Using the listing below, extract each line that has the word "SPCH" in it.
# start of RECORDED INFORMATION
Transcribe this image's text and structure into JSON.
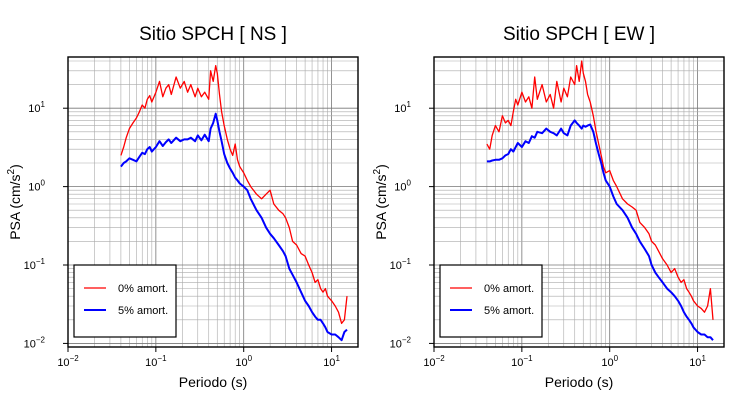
{
  "chart_data": [
    {
      "type": "line",
      "title": "Sitio SPCH [ NS ]",
      "xlabel": "Periodo (s)",
      "ylabel": "PSA (cm/s",
      "ylabel_sup": "2",
      "ylabel_close": ")",
      "xscale": "log",
      "yscale": "log",
      "xlim": [
        0.01,
        20
      ],
      "ylim": [
        0.009,
        45
      ],
      "grid": true,
      "legend": "bottom-left",
      "xticks": [
        {
          "base": "10",
          "exp": "−2",
          "v": 0.01
        },
        {
          "base": "10",
          "exp": "−1",
          "v": 0.1
        },
        {
          "base": "10",
          "exp": "0",
          "v": 1
        },
        {
          "base": "10",
          "exp": "1",
          "v": 10
        }
      ],
      "yticks": [
        {
          "base": "10",
          "exp": "−2",
          "v": 0.01
        },
        {
          "base": "10",
          "exp": "−1",
          "v": 0.1
        },
        {
          "base": "10",
          "exp": "0",
          "v": 1
        },
        {
          "base": "10",
          "exp": "1",
          "v": 10
        }
      ],
      "series": [
        {
          "name": "0% amort.",
          "color": "#ff0000",
          "width": 1.3,
          "x": [
            0.04,
            0.043,
            0.046,
            0.05,
            0.055,
            0.06,
            0.065,
            0.07,
            0.075,
            0.08,
            0.085,
            0.09,
            0.1,
            0.11,
            0.12,
            0.13,
            0.14,
            0.15,
            0.17,
            0.19,
            0.21,
            0.23,
            0.25,
            0.28,
            0.3,
            0.33,
            0.36,
            0.4,
            0.42,
            0.45,
            0.48,
            0.5,
            0.53,
            0.56,
            0.6,
            0.65,
            0.7,
            0.75,
            0.8,
            0.85,
            0.9,
            1.0,
            1.1,
            1.2,
            1.4,
            1.6,
            1.8,
            2.0,
            2.2,
            2.5,
            2.8,
            3.0,
            3.3,
            3.6,
            4.0,
            4.5,
            5.0,
            5.5,
            6.0,
            6.5,
            7.0,
            7.5,
            8.0,
            8.5,
            9.0,
            10.0,
            11.0,
            12.0,
            13.0,
            14.0,
            15.0
          ],
          "y": [
            2.5,
            3.2,
            4.2,
            5.5,
            6.5,
            7.5,
            9.0,
            11.0,
            10.0,
            13.0,
            14.5,
            12.0,
            16.0,
            22.0,
            14.0,
            18.0,
            20.0,
            15.0,
            25.0,
            18.0,
            22.0,
            16.0,
            20.0,
            14.0,
            18.0,
            14.0,
            16.0,
            13.0,
            30.0,
            22.0,
            35.0,
            28.0,
            15.0,
            9.0,
            6.0,
            4.0,
            3.0,
            2.5,
            3.5,
            2.2,
            1.8,
            1.5,
            1.2,
            1.0,
            0.8,
            0.7,
            0.8,
            0.9,
            0.6,
            0.5,
            0.45,
            0.4,
            0.3,
            0.2,
            0.18,
            0.14,
            0.13,
            0.1,
            0.08,
            0.06,
            0.065,
            0.05,
            0.045,
            0.05,
            0.04,
            0.035,
            0.03,
            0.025,
            0.018,
            0.02,
            0.04
          ]
        },
        {
          "name": "5% amort.",
          "color": "#0000ff",
          "width": 2.0,
          "x": [
            0.04,
            0.043,
            0.046,
            0.05,
            0.055,
            0.06,
            0.065,
            0.07,
            0.075,
            0.08,
            0.085,
            0.09,
            0.1,
            0.11,
            0.12,
            0.13,
            0.14,
            0.15,
            0.17,
            0.19,
            0.21,
            0.23,
            0.25,
            0.28,
            0.3,
            0.33,
            0.36,
            0.4,
            0.42,
            0.45,
            0.48,
            0.5,
            0.53,
            0.56,
            0.6,
            0.65,
            0.7,
            0.75,
            0.8,
            0.85,
            0.9,
            1.0,
            1.1,
            1.2,
            1.4,
            1.6,
            1.8,
            2.0,
            2.2,
            2.5,
            2.8,
            3.0,
            3.3,
            3.6,
            4.0,
            4.5,
            5.0,
            5.5,
            6.0,
            6.5,
            7.0,
            7.5,
            8.0,
            8.5,
            9.0,
            10.0,
            11.0,
            12.0,
            13.0,
            14.0,
            15.0
          ],
          "y": [
            1.8,
            2.0,
            2.1,
            2.3,
            2.2,
            2.1,
            2.4,
            2.7,
            2.6,
            3.0,
            3.2,
            2.8,
            3.2,
            3.8,
            3.3,
            3.7,
            4.0,
            3.6,
            4.2,
            3.8,
            4.0,
            4.0,
            4.2,
            3.8,
            4.5,
            3.9,
            4.6,
            3.8,
            5.5,
            6.5,
            8.5,
            7.0,
            5.0,
            3.8,
            2.6,
            2.0,
            1.7,
            1.5,
            1.3,
            1.2,
            1.1,
            1.0,
            0.9,
            0.7,
            0.5,
            0.4,
            0.3,
            0.25,
            0.22,
            0.18,
            0.15,
            0.13,
            0.09,
            0.075,
            0.06,
            0.045,
            0.035,
            0.03,
            0.025,
            0.022,
            0.02,
            0.02,
            0.018,
            0.016,
            0.014,
            0.013,
            0.013,
            0.012,
            0.011,
            0.014,
            0.015
          ]
        }
      ]
    },
    {
      "type": "line",
      "title": "Sitio SPCH [ EW ]",
      "xlabel": "Periodo (s)",
      "ylabel": "PSA (cm/s",
      "ylabel_sup": "2",
      "ylabel_close": ")",
      "xscale": "log",
      "yscale": "log",
      "xlim": [
        0.01,
        20
      ],
      "ylim": [
        0.009,
        45
      ],
      "grid": true,
      "legend": "bottom-left",
      "xticks": [
        {
          "base": "10",
          "exp": "−2",
          "v": 0.01
        },
        {
          "base": "10",
          "exp": "−1",
          "v": 0.1
        },
        {
          "base": "10",
          "exp": "0",
          "v": 1
        },
        {
          "base": "10",
          "exp": "1",
          "v": 10
        }
      ],
      "yticks": [
        {
          "base": "10",
          "exp": "−2",
          "v": 0.01
        },
        {
          "base": "10",
          "exp": "−1",
          "v": 0.1
        },
        {
          "base": "10",
          "exp": "0",
          "v": 1
        },
        {
          "base": "10",
          "exp": "1",
          "v": 10
        }
      ],
      "series": [
        {
          "name": "0% amort.",
          "color": "#ff0000",
          "width": 1.3,
          "x": [
            0.04,
            0.043,
            0.046,
            0.05,
            0.055,
            0.06,
            0.065,
            0.07,
            0.075,
            0.08,
            0.085,
            0.09,
            0.1,
            0.11,
            0.12,
            0.13,
            0.14,
            0.15,
            0.17,
            0.19,
            0.21,
            0.23,
            0.25,
            0.28,
            0.3,
            0.33,
            0.36,
            0.4,
            0.42,
            0.45,
            0.48,
            0.5,
            0.53,
            0.56,
            0.6,
            0.65,
            0.7,
            0.75,
            0.8,
            0.85,
            0.9,
            1.0,
            1.1,
            1.2,
            1.4,
            1.6,
            1.8,
            2.0,
            2.2,
            2.5,
            2.8,
            3.0,
            3.3,
            3.6,
            4.0,
            4.5,
            5.0,
            5.5,
            6.0,
            6.5,
            7.0,
            7.5,
            8.0,
            8.5,
            9.0,
            10.0,
            11.0,
            12.0,
            13.0,
            14.0,
            15.0
          ],
          "y": [
            3.5,
            3.0,
            4.5,
            6.0,
            5.0,
            8.0,
            6.5,
            7.0,
            6.0,
            9.0,
            13.0,
            11.0,
            16.0,
            12.0,
            14.0,
            10.0,
            25.0,
            13.0,
            20.0,
            12.0,
            15.0,
            10.0,
            22.0,
            12.0,
            18.0,
            14.0,
            25.0,
            20.0,
            35.0,
            22.0,
            40.0,
            28.0,
            22.0,
            15.0,
            12.0,
            8.0,
            5.0,
            3.5,
            2.5,
            1.8,
            1.5,
            1.6,
            1.2,
            1.0,
            0.7,
            0.6,
            0.55,
            0.5,
            0.35,
            0.3,
            0.25,
            0.2,
            0.18,
            0.15,
            0.12,
            0.1,
            0.08,
            0.09,
            0.07,
            0.06,
            0.065,
            0.05,
            0.045,
            0.04,
            0.035,
            0.03,
            0.028,
            0.025,
            0.03,
            0.05,
            0.02
          ]
        },
        {
          "name": "5% amort.",
          "color": "#0000ff",
          "width": 2.0,
          "x": [
            0.04,
            0.043,
            0.046,
            0.05,
            0.055,
            0.06,
            0.065,
            0.07,
            0.075,
            0.08,
            0.085,
            0.09,
            0.1,
            0.11,
            0.12,
            0.13,
            0.14,
            0.15,
            0.17,
            0.19,
            0.21,
            0.23,
            0.25,
            0.28,
            0.3,
            0.33,
            0.36,
            0.4,
            0.42,
            0.45,
            0.48,
            0.5,
            0.53,
            0.56,
            0.6,
            0.65,
            0.7,
            0.75,
            0.8,
            0.85,
            0.9,
            1.0,
            1.1,
            1.2,
            1.4,
            1.6,
            1.8,
            2.0,
            2.2,
            2.5,
            2.8,
            3.0,
            3.3,
            3.6,
            4.0,
            4.5,
            5.0,
            5.5,
            6.0,
            6.5,
            7.0,
            7.5,
            8.0,
            8.5,
            9.0,
            10.0,
            11.0,
            12.0,
            13.0,
            14.0,
            15.0
          ],
          "y": [
            2.1,
            2.1,
            2.15,
            2.2,
            2.2,
            2.3,
            2.5,
            2.6,
            3.0,
            2.8,
            3.2,
            3.6,
            3.2,
            3.8,
            3.6,
            4.4,
            4.2,
            5.0,
            4.8,
            5.5,
            5.0,
            4.8,
            4.5,
            5.5,
            4.8,
            4.5,
            6.0,
            7.0,
            6.5,
            6.0,
            5.5,
            6.0,
            5.8,
            6.0,
            6.2,
            5.0,
            3.5,
            2.6,
            2.0,
            1.5,
            1.2,
            1.0,
            0.75,
            0.6,
            0.5,
            0.4,
            0.3,
            0.25,
            0.2,
            0.16,
            0.13,
            0.1,
            0.08,
            0.07,
            0.06,
            0.05,
            0.045,
            0.04,
            0.035,
            0.03,
            0.025,
            0.022,
            0.02,
            0.018,
            0.016,
            0.014,
            0.013,
            0.013,
            0.012,
            0.012,
            0.011
          ]
        }
      ]
    }
  ]
}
# end of RECORDED INFORMATION
ANSWER BELOW
      "title": "Sitio SPCH [ NS ]",
      "title": "Sitio SPCH [ EW ]",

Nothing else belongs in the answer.